## Begin

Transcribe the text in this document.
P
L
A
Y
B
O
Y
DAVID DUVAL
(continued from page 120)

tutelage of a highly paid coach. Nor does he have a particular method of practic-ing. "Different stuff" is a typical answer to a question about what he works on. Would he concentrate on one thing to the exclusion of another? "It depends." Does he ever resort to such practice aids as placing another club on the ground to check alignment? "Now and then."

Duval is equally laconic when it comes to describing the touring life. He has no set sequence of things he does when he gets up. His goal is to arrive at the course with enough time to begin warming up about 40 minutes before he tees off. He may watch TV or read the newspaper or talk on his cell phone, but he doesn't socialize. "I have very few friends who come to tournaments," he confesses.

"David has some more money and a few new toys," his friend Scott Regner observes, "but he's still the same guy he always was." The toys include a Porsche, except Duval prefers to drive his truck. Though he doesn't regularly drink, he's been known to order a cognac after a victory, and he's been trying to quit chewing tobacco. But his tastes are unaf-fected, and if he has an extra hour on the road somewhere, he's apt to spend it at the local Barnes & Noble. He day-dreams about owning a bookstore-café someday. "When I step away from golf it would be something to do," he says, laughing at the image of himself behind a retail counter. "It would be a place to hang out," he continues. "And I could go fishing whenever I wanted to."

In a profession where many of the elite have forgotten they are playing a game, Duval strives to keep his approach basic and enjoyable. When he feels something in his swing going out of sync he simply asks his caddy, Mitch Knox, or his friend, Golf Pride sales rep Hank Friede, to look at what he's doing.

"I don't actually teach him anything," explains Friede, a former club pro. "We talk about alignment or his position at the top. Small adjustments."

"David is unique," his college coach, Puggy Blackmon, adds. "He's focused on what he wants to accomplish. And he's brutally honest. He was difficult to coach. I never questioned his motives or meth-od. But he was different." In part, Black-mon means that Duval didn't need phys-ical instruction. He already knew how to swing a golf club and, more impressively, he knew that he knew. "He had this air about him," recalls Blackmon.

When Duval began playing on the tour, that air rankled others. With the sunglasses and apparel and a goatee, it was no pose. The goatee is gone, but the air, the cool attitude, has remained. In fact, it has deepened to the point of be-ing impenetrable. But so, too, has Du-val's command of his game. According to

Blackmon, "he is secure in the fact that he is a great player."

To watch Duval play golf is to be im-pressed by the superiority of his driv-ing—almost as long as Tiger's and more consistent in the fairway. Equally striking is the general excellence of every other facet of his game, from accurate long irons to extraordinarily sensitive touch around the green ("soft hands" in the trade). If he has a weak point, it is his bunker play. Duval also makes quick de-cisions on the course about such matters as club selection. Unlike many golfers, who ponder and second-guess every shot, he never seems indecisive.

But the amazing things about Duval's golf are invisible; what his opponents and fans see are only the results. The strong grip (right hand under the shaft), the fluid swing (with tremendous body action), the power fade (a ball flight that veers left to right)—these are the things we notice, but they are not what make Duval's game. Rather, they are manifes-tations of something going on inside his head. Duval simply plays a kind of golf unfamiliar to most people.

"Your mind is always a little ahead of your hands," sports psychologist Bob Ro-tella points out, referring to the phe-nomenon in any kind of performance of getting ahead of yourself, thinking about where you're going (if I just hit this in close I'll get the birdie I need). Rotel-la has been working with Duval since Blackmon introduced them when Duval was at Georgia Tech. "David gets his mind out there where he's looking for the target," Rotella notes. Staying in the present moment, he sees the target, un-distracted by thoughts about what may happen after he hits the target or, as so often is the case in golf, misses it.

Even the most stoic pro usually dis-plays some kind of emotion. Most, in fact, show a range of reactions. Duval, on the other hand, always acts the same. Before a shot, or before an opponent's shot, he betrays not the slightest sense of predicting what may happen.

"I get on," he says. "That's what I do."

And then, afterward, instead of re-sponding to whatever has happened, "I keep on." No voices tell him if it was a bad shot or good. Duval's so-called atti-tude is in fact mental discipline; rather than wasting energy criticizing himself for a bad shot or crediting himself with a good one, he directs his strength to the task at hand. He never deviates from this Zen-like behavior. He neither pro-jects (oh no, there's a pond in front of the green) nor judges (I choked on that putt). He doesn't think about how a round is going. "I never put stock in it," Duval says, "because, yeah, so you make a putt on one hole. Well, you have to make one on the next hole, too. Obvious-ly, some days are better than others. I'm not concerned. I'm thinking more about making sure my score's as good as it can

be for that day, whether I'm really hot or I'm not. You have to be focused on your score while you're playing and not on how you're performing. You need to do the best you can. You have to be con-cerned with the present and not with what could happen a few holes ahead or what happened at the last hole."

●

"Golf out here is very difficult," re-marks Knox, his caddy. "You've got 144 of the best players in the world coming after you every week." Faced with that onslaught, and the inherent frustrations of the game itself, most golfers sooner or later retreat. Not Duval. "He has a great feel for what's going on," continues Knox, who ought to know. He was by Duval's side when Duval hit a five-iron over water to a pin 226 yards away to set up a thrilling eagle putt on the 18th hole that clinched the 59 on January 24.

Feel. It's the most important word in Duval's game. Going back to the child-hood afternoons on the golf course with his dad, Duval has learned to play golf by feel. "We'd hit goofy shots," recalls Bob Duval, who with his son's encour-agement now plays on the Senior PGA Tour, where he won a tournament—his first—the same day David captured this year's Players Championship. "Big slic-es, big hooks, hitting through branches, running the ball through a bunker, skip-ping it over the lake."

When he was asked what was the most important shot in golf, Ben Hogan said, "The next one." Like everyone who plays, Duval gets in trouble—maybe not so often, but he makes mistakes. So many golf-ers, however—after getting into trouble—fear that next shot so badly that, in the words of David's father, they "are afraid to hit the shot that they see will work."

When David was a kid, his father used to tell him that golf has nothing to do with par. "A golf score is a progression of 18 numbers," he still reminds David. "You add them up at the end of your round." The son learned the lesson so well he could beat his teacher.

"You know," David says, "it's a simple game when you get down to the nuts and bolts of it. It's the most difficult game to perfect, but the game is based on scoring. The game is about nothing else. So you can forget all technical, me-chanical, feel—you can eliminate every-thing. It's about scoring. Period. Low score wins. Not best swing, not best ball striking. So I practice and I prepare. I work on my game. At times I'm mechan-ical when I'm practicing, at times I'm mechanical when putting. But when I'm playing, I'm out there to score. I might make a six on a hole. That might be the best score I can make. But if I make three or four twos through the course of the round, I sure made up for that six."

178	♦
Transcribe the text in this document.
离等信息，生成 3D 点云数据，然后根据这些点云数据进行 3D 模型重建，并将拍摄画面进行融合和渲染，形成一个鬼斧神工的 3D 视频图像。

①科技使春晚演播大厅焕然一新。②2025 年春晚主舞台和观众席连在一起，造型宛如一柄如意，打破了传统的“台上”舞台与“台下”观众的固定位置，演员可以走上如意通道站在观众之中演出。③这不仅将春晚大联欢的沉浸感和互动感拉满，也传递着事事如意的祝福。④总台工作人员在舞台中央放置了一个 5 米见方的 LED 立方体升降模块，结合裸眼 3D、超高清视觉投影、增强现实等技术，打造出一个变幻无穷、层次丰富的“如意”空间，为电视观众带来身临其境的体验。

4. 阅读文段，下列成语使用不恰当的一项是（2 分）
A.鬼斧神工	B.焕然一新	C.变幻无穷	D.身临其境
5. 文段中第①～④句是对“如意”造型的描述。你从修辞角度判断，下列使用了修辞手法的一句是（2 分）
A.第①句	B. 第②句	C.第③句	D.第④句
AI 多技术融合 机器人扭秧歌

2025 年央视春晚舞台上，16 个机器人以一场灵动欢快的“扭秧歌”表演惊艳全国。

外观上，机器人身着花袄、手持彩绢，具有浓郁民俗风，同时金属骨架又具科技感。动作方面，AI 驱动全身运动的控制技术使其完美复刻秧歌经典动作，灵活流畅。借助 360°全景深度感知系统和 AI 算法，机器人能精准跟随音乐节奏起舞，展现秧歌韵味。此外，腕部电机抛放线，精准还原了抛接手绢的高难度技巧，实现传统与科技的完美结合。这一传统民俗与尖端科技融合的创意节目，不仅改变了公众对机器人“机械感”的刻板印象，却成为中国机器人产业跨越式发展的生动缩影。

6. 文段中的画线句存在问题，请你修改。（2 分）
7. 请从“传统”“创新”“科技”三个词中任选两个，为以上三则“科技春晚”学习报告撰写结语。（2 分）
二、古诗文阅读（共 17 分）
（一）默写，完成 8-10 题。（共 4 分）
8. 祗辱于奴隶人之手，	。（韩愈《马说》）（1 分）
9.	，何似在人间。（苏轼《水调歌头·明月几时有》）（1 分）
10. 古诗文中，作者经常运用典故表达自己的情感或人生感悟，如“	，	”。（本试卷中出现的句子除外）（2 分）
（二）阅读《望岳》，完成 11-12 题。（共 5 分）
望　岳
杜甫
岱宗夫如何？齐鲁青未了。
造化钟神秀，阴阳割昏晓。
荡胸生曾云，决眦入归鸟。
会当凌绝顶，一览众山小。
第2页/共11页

## End

* [Exercise] Working from the listing above, pick out every line that has "ball" and copy it.

* [Result]
But the amazing things about Duval's golf are invisible; what his opponents and fans see are only the results. The strong grip (right hand under the shaft), the fluid swing (with tremendous body action), the power fade (a ball flight that veers left to right)—these are the things we notice, but they are not what make Duval's game. Rather, they are manifes-tations of something going on inside his head. Duval simply plays a kind of golf unfamiliar to most people.
Feel. It's the most important word in Duval's game. Going back to the child-hood afternoons on the golf course with his dad, Duval has learned to play golf by feel. "We'd hit goofy shots," recalls Bob Duval, who with his son's encour-agement now plays on the Senior PGA Tour, where he won a tournament—his first—the same day David captured this year's Players Championship. "Big slic-es, big hooks, hitting through branches, running the ball through a bunker, skip-ping it over the lake."
"You know," David says, "it's a simple game when you get down to the nuts and bolts of it. It's the most difficult game to perfect, but the game is based on scoring. The game is about nothing else. So you can forget all technical, me-chanical, feel—you can eliminate every-thing. It's about scoring. Period. Low score wins. Not best swing, not best ball striking. So I practice and I prepare. I work on my game. At times I'm mechan-ical when I'm practicing, at times I'm mechanical when putting. But when I'm playing, I'm out there to score. I might make a six on a hole. That might be the best score I can make. But if I make three or four twos through the course of the round, I sure made up for that six."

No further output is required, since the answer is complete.